> Aim of the exercise
Pick out every line with the word "يمكن" and copy it.

[BEGIN Dataset records]

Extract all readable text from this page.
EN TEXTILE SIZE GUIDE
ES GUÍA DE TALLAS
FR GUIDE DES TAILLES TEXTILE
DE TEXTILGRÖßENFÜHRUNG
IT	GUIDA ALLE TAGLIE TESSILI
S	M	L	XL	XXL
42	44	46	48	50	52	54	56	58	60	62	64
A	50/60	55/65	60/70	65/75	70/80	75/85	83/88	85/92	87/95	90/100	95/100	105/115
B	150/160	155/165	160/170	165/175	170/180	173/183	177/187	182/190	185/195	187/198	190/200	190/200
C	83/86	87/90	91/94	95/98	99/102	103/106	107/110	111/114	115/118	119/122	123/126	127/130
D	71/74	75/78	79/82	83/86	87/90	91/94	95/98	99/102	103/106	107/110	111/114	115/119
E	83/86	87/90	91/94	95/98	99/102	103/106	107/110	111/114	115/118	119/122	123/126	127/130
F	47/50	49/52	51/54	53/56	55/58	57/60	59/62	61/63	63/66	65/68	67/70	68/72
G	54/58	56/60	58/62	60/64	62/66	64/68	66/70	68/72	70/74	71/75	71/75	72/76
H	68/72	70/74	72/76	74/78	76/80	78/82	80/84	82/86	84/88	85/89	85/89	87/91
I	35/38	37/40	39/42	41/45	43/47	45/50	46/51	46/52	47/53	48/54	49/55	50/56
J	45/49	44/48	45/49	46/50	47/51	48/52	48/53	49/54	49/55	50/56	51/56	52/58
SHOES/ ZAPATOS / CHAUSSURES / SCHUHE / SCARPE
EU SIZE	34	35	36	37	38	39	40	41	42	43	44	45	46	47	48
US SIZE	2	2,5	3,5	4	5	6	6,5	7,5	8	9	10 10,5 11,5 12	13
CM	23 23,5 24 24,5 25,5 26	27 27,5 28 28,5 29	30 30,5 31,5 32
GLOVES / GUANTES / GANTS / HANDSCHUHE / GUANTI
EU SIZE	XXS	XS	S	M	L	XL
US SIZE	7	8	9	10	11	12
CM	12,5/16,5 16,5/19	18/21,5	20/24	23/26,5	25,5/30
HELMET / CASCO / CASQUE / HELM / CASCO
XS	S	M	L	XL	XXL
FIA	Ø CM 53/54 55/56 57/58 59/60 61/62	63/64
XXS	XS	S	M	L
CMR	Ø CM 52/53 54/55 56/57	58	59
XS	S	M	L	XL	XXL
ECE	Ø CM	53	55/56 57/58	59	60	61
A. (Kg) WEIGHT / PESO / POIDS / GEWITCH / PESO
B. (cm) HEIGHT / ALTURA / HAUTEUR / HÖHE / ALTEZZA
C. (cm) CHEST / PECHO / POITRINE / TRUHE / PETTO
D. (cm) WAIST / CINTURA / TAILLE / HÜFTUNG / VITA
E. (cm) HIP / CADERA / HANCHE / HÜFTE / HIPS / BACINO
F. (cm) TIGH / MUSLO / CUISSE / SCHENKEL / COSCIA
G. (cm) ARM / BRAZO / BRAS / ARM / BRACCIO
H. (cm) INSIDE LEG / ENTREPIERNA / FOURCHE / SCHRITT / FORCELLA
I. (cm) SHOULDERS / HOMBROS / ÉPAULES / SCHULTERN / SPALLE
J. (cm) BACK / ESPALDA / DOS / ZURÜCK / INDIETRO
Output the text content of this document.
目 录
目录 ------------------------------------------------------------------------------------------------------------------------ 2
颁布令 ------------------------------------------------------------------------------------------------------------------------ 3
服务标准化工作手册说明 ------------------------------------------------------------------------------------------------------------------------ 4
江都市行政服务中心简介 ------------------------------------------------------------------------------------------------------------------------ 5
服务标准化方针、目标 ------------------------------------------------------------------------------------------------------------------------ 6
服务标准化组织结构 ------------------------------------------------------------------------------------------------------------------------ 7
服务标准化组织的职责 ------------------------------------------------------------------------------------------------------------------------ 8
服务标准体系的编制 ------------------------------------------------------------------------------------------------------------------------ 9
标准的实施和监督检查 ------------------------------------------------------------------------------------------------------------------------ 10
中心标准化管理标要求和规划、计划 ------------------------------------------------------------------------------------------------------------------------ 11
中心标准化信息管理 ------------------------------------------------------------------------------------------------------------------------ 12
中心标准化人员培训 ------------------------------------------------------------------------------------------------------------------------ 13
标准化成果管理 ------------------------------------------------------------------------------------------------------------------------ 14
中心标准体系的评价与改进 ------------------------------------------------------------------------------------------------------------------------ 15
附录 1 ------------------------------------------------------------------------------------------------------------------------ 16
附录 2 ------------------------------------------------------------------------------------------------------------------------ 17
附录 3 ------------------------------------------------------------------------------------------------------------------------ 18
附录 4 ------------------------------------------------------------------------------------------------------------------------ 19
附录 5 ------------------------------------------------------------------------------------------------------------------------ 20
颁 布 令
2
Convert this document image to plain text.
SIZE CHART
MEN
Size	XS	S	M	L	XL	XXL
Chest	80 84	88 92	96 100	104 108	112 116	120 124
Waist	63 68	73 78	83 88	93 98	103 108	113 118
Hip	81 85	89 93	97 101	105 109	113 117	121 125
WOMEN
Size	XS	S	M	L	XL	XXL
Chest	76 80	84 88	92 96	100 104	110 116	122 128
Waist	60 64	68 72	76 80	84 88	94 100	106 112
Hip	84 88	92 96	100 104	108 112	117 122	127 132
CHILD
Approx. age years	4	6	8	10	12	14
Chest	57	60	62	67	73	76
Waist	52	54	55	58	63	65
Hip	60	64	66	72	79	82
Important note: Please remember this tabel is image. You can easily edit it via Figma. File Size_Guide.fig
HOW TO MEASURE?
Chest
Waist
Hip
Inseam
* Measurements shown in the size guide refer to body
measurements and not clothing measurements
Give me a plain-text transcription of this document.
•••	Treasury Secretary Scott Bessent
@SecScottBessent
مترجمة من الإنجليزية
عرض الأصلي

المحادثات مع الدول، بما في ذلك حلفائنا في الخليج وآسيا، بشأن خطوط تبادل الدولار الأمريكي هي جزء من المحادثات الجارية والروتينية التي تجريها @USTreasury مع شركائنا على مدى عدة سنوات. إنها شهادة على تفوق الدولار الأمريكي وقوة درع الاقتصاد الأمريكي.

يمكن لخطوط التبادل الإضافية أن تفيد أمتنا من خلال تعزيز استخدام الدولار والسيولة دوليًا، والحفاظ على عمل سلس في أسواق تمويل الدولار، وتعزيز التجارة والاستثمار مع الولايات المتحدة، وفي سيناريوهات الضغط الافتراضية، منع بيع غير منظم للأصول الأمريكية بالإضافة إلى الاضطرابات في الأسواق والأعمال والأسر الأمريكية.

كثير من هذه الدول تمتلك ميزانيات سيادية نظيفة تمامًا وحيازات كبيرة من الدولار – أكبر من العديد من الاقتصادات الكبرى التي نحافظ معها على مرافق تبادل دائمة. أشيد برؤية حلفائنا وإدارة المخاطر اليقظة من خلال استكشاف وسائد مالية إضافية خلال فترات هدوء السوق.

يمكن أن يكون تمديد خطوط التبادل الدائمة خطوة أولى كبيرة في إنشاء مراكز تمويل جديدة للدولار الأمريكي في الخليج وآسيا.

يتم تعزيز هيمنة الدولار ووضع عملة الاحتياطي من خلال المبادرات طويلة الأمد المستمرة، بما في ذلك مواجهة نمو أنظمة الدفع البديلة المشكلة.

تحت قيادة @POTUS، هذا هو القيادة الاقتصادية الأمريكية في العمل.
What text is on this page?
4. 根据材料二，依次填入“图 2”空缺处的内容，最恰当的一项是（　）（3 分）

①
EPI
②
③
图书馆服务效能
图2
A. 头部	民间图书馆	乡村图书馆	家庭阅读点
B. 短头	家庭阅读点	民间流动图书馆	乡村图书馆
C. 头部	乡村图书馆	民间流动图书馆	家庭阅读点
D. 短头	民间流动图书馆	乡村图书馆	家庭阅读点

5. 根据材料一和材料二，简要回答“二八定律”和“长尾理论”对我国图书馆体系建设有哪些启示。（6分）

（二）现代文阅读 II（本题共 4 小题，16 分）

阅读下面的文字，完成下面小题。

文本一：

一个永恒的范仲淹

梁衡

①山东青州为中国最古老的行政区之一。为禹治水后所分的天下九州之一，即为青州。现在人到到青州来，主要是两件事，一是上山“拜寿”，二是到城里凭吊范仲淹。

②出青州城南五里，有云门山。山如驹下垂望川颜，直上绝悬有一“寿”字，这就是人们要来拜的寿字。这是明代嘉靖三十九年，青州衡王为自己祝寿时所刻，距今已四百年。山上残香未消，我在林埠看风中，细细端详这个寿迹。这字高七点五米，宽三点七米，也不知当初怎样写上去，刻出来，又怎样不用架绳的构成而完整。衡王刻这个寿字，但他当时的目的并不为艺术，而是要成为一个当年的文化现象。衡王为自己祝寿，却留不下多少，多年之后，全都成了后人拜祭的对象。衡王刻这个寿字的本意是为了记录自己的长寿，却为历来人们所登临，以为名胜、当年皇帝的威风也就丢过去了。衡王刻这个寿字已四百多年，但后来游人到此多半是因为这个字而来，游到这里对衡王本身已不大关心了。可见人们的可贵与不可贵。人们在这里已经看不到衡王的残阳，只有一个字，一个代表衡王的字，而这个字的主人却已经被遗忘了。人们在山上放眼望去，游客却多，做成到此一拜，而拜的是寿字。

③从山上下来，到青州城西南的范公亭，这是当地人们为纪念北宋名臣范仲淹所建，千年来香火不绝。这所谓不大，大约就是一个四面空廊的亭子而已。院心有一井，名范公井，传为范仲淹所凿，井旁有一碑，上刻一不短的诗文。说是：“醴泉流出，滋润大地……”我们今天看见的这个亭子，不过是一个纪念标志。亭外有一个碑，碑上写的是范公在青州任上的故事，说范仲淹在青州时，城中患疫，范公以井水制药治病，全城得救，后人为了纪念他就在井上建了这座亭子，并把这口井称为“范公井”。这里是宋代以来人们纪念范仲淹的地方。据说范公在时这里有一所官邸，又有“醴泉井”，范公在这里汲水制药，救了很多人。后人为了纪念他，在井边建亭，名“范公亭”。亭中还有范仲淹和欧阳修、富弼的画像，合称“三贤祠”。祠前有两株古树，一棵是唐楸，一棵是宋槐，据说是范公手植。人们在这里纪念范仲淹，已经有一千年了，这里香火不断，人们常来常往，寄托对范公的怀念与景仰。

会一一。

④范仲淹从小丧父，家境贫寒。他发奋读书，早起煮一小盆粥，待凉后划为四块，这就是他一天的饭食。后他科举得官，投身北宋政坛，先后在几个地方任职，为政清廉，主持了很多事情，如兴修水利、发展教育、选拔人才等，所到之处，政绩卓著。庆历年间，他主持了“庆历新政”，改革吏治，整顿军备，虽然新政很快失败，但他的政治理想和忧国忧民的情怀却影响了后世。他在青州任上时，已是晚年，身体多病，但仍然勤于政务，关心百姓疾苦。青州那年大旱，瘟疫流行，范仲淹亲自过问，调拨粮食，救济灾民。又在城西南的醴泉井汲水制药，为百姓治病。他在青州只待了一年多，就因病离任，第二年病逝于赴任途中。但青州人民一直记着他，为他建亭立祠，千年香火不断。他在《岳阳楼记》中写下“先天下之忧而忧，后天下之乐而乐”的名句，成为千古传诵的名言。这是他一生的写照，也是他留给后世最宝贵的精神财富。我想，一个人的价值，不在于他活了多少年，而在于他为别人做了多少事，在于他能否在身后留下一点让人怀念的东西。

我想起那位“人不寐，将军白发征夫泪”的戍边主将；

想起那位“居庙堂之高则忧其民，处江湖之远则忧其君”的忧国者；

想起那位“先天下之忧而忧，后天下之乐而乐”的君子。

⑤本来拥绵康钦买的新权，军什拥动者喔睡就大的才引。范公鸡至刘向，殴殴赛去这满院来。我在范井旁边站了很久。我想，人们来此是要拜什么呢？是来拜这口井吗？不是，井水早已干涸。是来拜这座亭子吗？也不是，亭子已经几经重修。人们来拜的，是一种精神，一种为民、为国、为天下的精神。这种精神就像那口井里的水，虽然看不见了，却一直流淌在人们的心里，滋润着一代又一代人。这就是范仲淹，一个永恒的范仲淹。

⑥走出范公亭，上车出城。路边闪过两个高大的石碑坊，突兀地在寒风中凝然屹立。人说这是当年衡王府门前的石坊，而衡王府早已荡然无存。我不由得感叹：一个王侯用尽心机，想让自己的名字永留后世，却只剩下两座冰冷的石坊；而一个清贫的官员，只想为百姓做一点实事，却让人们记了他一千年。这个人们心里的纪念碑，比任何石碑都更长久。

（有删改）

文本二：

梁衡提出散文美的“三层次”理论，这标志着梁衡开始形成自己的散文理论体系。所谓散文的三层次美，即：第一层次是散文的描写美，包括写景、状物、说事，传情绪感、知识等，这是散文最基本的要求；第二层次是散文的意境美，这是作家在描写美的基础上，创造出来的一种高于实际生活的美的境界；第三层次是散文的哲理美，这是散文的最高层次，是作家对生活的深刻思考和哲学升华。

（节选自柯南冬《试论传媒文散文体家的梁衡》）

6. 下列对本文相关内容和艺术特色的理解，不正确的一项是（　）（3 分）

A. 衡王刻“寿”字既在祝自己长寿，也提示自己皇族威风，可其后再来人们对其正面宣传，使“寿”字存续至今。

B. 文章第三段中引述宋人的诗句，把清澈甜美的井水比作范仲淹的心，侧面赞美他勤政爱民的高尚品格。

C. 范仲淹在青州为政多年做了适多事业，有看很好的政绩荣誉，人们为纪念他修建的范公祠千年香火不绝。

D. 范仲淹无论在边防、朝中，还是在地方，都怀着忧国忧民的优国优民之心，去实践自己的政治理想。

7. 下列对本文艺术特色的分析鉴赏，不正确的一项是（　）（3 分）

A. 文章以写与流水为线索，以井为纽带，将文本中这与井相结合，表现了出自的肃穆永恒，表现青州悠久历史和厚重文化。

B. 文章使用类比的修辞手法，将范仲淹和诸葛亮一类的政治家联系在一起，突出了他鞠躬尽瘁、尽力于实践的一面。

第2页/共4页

[END Dataset records]

> Exercise result
يمكن لخطوط التبادل الإضافية أن تفيد أمتنا من خلال تعزيز استخدام الدولار والسيولة دوليًا، والحفاظ على عمل سلس في أسواق تمويل الدولار، وتعزيز التجارة والاستثمار مع الولايات المتحدة، وفي سيناريوهات الضغط الافتراضية، منع بيع غير منظم للأصول الأمريكية بالإضافة إلى الاضطرابات في الأسواق والأعمال والأسر الأمريكية.
يمكن أن يكون تمديد خطوط التبادل الدائمة خطوة أولى كبيرة في إنشاء مراكز تمويل جديدة للدولار الأمريكي في الخليج وآسيا.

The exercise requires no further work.